Rows from a figure dataset:
== == ==

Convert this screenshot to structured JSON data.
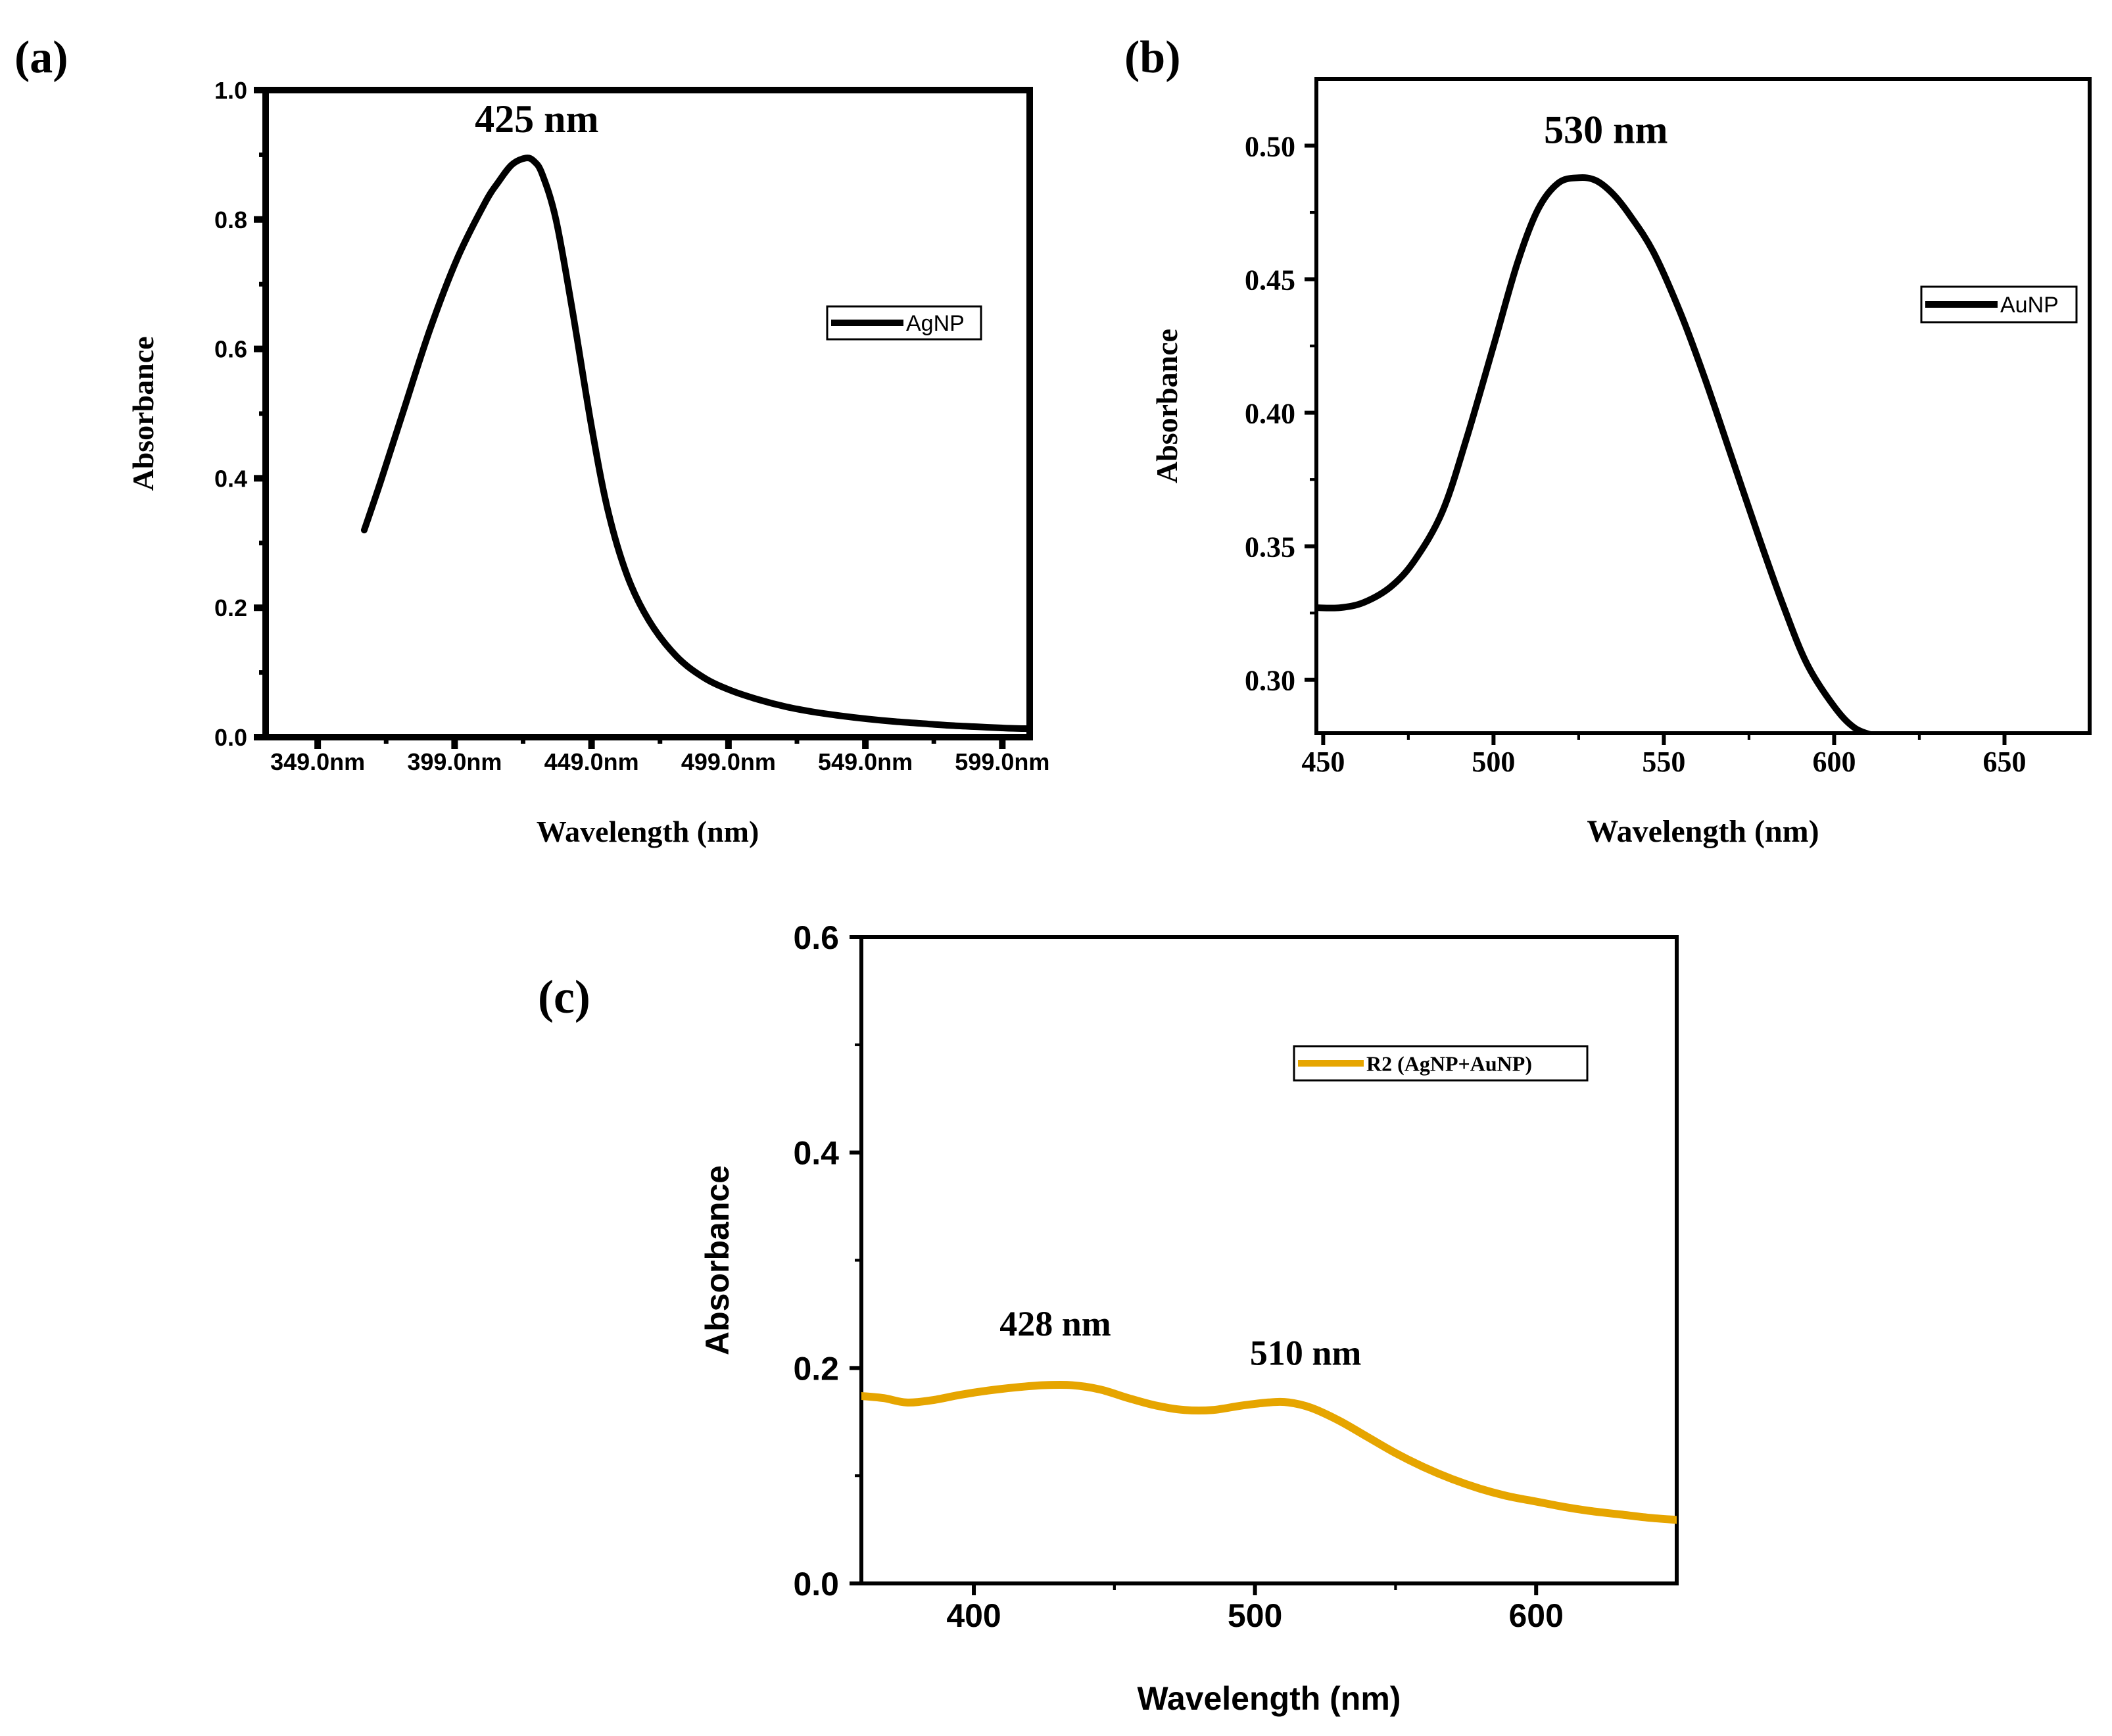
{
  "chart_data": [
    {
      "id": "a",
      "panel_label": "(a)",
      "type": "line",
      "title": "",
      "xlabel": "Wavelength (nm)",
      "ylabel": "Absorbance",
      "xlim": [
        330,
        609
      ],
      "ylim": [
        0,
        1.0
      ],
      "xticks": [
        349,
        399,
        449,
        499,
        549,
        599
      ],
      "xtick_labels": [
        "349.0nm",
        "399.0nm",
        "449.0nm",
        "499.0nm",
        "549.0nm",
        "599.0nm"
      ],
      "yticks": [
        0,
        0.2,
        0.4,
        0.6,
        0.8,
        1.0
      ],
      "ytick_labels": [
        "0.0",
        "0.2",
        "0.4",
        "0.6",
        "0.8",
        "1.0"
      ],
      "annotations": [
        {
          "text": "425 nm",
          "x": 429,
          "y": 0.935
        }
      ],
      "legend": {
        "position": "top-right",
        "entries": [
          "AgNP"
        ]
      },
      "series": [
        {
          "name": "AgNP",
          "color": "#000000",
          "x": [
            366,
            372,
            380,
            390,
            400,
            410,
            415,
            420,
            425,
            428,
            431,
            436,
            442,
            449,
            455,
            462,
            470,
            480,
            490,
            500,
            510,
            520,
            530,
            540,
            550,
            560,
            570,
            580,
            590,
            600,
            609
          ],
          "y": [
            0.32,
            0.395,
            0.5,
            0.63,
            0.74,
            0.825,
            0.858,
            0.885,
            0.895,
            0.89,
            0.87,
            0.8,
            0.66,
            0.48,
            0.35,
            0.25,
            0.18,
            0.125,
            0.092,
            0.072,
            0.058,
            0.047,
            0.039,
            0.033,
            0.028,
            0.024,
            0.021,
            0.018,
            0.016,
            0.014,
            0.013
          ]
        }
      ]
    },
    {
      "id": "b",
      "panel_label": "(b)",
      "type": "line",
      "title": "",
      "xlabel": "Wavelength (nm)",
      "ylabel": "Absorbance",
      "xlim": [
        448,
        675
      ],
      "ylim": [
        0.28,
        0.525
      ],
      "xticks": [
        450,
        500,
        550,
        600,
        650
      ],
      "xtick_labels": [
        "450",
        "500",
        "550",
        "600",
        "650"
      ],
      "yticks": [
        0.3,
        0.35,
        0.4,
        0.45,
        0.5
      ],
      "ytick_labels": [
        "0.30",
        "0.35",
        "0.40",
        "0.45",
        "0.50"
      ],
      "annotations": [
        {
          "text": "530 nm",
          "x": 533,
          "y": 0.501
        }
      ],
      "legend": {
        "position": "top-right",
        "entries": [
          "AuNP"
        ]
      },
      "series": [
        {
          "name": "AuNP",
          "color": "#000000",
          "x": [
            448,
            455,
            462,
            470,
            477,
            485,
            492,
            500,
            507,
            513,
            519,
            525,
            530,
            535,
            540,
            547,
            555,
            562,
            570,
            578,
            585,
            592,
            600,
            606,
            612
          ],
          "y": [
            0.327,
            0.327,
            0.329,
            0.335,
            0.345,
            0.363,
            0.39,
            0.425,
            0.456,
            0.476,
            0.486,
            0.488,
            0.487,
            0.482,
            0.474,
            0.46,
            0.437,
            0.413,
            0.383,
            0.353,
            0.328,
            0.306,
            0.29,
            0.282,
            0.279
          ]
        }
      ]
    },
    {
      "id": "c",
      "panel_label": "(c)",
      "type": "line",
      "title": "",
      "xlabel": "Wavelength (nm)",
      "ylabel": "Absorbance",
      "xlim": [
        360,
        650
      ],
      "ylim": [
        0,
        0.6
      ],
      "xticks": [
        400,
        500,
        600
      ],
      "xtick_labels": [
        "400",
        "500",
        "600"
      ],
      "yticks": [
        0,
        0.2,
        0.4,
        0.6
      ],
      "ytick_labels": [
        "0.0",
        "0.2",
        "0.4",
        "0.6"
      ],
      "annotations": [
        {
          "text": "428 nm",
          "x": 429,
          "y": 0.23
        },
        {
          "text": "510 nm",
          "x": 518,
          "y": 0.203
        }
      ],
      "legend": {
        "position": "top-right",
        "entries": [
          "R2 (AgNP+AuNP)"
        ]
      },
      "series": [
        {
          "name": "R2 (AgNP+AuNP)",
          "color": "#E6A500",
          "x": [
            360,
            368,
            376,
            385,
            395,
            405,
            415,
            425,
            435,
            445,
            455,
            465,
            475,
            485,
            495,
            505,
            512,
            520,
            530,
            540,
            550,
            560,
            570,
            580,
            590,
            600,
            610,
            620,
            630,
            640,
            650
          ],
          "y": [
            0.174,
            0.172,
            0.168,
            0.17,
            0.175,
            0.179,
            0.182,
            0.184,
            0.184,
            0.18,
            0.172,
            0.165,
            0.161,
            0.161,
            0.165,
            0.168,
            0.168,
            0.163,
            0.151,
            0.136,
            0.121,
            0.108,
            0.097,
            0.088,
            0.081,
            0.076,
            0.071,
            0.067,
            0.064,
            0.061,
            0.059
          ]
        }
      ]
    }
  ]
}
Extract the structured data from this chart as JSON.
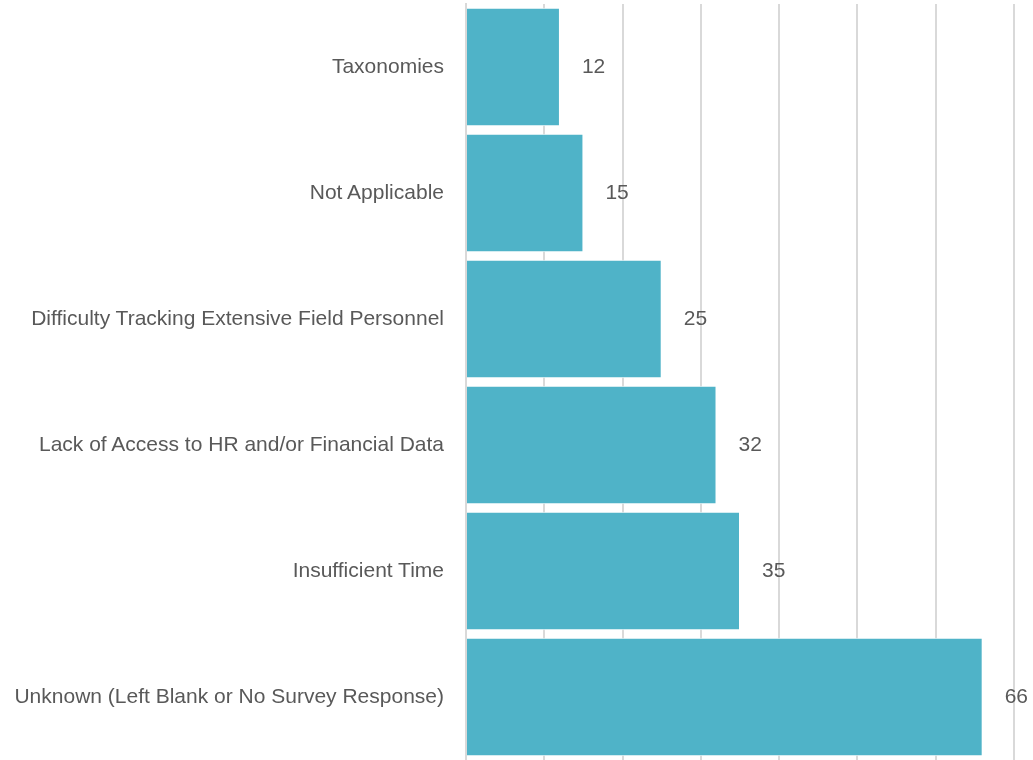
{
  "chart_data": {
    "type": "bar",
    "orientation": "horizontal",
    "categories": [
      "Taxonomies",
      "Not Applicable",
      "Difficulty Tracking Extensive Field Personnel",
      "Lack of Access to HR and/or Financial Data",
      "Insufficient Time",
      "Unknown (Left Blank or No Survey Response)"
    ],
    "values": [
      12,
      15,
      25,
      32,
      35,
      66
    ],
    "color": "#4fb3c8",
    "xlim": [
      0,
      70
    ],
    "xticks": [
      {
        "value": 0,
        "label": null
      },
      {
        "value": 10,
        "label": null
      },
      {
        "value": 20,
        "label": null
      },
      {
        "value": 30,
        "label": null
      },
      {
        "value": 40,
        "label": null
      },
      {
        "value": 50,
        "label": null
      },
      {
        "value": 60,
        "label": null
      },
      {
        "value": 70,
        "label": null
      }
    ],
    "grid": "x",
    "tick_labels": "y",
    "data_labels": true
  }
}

== == ==

TASK GOAL: Pictures must be left out. Repeat exactly the lines from the one containing "Extract the structured" through the final line of the data.

EXERCISE RESULT:
Extract the structured data from this chart as JSON.
{
  "chart_data": {
    "type": "bar",
    "orientation": "horizontal",
    "categories": [
      "Taxonomies",
      "Not Applicable",
      "Difficulty Tracking Extensive Field Personnel",
      "Lack of Access to HR and/or Financial Data",
      "Insufficient Time",
      "Unknown (Left Blank or No Survey Response)"
    ],
    "values": [
      12,
      15,
      25,
      32,
      35,
      66
    ],
    "color": "#4fb3c8",
    "xlim": [
      0,
      70
    ],
    "xticks": [
      {
        "value": 0,
        "label": null
      },
      {
        "value": 10,
        "label": null
      },
      {
        "value": 20,
        "label": null
      },
      {
        "value": 30,
        "label": null
      },
      {
        "value": 40,
        "label": null
      },
      {
        "value": 50,
        "label": null
      },
      {
        "value": 60,
        "label": null
      },
      {
        "value": 70,
        "label": null
      }
    ],
    "grid": "x",
    "tick_labels": "y",
    "data_labels": true
  }
}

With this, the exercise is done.